<<<<

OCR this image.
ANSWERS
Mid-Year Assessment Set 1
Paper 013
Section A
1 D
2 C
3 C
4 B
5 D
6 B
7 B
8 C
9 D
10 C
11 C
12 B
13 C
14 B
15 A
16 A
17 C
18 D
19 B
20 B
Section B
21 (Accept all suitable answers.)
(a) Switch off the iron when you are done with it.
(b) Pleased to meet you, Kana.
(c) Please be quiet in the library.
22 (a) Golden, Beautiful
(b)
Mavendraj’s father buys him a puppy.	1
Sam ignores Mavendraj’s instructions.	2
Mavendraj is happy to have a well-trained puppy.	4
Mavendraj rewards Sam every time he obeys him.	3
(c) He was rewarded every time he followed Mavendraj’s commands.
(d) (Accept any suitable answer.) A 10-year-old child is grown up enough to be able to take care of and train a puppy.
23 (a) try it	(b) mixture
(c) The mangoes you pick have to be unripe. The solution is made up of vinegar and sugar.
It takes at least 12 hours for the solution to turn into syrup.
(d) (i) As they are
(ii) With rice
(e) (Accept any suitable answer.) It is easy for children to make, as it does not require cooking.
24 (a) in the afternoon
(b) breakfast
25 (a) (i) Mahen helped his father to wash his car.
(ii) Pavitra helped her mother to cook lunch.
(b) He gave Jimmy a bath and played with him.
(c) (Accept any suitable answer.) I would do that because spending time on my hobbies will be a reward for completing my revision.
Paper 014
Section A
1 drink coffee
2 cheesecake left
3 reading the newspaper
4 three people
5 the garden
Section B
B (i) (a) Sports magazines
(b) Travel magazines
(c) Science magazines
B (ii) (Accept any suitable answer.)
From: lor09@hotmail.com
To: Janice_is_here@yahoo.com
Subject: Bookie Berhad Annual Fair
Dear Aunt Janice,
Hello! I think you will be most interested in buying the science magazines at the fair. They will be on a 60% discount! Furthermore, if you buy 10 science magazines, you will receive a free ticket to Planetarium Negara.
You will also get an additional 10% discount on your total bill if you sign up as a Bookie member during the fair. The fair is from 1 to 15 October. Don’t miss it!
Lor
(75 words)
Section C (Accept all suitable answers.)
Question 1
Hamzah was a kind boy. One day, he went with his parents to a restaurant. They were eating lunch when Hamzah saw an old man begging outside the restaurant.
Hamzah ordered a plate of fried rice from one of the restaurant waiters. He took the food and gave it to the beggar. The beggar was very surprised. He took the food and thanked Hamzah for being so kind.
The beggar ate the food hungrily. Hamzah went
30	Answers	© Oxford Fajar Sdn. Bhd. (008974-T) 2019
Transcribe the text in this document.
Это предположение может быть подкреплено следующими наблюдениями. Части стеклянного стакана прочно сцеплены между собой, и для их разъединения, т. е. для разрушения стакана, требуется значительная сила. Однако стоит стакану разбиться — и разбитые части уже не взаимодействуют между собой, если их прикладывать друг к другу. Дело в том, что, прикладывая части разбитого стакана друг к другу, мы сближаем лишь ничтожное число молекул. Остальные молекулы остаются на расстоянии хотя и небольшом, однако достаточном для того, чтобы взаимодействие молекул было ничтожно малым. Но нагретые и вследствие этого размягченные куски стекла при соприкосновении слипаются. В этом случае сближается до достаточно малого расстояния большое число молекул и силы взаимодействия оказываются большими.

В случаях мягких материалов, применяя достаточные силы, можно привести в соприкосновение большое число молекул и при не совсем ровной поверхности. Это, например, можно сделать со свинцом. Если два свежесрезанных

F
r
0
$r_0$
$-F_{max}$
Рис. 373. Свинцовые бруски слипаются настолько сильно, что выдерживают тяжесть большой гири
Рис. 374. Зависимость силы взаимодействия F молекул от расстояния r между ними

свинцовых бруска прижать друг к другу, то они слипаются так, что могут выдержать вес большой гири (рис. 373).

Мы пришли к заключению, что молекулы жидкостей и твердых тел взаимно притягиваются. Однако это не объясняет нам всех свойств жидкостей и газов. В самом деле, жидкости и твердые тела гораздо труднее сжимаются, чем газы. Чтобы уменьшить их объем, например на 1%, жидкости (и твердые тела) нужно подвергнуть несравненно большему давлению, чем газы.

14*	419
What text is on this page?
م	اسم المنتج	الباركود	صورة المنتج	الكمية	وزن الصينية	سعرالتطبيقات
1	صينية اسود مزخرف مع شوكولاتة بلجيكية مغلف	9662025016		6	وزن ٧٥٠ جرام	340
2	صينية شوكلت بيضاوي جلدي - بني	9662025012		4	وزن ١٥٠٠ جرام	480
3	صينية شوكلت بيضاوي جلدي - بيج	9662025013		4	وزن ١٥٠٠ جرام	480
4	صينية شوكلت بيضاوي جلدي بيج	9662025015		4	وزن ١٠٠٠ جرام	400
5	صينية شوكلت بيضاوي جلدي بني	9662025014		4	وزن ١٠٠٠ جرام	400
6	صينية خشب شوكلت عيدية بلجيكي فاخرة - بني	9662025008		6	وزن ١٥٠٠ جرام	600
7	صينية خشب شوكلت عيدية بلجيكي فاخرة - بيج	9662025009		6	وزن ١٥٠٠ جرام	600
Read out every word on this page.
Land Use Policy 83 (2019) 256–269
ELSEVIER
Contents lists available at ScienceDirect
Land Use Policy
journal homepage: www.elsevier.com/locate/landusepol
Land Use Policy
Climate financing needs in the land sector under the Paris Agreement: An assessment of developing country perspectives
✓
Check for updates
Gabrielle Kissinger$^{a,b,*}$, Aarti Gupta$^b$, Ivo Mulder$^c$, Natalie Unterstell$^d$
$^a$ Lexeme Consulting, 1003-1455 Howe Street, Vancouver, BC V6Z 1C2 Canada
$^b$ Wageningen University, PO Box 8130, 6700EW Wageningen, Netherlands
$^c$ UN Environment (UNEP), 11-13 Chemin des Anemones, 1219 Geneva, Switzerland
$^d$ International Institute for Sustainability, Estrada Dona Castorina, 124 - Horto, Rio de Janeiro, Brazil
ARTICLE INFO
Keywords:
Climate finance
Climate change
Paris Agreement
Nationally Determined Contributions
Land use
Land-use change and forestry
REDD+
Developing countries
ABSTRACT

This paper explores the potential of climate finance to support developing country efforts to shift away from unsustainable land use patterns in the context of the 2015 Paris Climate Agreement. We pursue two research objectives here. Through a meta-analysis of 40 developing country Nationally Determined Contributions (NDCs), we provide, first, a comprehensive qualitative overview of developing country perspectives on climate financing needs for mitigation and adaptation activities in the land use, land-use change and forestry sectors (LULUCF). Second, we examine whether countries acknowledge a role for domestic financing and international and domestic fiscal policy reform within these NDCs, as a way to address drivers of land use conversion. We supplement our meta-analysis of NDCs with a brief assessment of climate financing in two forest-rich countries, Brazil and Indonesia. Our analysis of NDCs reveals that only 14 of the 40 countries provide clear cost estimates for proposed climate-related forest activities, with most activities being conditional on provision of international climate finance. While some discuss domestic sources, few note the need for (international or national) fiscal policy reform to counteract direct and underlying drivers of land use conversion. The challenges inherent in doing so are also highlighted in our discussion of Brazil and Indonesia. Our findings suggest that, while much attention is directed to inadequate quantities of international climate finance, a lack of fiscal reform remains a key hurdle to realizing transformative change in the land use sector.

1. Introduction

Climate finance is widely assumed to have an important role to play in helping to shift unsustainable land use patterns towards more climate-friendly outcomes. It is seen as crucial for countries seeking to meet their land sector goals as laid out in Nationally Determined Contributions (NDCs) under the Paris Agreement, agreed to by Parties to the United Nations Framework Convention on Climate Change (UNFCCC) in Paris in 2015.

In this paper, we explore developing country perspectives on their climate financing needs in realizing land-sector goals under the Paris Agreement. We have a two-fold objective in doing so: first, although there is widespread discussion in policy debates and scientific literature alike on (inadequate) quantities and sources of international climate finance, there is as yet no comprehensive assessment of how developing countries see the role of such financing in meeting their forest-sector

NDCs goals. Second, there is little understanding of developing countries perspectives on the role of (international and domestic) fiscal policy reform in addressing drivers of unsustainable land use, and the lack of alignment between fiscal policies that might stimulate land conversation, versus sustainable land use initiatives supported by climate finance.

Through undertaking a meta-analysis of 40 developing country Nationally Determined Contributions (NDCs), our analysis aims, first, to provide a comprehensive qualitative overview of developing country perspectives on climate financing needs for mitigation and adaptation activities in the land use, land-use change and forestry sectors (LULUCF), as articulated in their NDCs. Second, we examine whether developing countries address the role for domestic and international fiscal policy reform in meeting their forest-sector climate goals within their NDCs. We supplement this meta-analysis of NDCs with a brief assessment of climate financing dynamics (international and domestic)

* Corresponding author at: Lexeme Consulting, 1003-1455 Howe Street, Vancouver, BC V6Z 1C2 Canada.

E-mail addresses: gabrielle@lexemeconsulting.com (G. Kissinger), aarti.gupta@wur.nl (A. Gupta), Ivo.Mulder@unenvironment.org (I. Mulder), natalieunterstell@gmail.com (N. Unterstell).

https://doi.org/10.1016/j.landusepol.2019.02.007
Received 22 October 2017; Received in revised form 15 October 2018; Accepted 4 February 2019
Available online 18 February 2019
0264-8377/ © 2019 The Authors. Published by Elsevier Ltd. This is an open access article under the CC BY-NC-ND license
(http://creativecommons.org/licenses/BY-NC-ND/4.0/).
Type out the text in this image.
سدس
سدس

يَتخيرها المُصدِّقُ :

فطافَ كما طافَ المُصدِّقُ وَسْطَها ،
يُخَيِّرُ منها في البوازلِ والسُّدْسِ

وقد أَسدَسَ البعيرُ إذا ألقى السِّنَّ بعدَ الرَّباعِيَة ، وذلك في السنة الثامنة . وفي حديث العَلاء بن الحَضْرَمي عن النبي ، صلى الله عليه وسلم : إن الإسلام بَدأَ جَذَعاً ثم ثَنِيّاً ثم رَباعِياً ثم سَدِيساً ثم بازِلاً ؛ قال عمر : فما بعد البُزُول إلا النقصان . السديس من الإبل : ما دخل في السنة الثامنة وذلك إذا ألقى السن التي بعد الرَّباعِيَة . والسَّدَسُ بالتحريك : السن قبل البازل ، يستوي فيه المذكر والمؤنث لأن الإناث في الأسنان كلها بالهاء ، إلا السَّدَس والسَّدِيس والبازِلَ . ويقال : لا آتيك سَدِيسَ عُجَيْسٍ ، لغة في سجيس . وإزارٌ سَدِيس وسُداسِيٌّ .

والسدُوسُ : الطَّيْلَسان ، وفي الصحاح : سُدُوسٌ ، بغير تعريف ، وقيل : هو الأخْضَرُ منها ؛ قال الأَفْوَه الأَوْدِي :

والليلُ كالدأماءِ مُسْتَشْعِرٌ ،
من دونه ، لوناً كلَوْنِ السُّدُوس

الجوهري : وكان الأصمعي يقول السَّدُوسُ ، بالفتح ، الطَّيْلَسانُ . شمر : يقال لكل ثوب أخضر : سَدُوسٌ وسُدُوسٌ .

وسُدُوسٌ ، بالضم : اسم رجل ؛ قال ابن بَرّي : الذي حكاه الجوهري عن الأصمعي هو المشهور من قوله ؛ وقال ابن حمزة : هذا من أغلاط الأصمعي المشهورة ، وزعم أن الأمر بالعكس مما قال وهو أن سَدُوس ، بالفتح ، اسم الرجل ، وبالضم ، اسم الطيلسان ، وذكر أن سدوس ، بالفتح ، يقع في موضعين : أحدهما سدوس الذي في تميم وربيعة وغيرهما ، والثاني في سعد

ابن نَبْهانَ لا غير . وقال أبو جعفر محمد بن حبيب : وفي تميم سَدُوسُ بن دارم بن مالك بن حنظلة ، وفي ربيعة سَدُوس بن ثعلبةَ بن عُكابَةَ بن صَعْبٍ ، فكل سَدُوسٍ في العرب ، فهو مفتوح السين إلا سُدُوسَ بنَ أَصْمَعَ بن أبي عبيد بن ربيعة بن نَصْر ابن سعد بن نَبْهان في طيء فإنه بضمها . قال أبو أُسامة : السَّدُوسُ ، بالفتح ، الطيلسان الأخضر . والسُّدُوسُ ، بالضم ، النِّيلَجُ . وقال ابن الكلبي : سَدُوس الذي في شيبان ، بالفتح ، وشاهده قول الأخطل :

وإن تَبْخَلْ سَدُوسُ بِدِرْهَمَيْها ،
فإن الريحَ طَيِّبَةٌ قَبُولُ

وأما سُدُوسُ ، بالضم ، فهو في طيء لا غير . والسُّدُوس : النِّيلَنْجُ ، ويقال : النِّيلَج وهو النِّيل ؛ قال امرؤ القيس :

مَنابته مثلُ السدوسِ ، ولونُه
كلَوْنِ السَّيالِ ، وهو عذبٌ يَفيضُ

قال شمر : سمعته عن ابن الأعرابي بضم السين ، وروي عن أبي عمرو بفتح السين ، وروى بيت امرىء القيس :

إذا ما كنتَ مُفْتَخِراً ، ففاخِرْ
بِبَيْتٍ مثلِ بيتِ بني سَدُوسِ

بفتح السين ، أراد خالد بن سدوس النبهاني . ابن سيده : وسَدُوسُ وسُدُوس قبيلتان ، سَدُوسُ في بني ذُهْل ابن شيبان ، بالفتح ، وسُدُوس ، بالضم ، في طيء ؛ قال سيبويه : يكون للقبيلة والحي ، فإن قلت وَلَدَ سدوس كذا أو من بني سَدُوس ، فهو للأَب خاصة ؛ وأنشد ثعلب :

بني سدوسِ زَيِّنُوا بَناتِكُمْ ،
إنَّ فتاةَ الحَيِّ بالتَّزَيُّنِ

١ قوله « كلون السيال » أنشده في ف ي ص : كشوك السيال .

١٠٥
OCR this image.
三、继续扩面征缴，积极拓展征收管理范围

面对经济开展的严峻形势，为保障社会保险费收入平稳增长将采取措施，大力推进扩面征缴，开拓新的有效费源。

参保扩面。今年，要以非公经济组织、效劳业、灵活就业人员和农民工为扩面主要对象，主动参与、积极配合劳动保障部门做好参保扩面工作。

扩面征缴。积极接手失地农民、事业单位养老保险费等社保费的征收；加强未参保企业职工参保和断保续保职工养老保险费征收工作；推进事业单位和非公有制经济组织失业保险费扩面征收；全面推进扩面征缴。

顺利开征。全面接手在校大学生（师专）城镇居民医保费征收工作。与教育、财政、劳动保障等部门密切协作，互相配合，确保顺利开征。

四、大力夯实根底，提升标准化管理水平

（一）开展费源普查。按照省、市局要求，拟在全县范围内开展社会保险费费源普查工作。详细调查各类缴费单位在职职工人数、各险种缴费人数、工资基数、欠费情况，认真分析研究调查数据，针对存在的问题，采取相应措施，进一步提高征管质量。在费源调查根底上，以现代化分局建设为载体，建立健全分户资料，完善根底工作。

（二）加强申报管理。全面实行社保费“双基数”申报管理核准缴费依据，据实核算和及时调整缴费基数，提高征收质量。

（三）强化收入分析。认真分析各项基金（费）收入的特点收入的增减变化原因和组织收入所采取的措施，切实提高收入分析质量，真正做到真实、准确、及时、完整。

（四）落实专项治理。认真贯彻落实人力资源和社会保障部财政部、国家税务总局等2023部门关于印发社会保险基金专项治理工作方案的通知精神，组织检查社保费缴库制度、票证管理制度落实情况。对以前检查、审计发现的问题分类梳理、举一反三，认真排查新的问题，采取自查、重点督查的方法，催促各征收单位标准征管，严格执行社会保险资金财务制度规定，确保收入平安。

>>>>

=== EXERCISE BRIEF ===
Scan the data above; copy every line where "February" appears.

=== RESPONSE ===
Received 22 October 2017; Received in revised form 15 October 2018; Accepted 4 February 2019
Available online 18 February 2019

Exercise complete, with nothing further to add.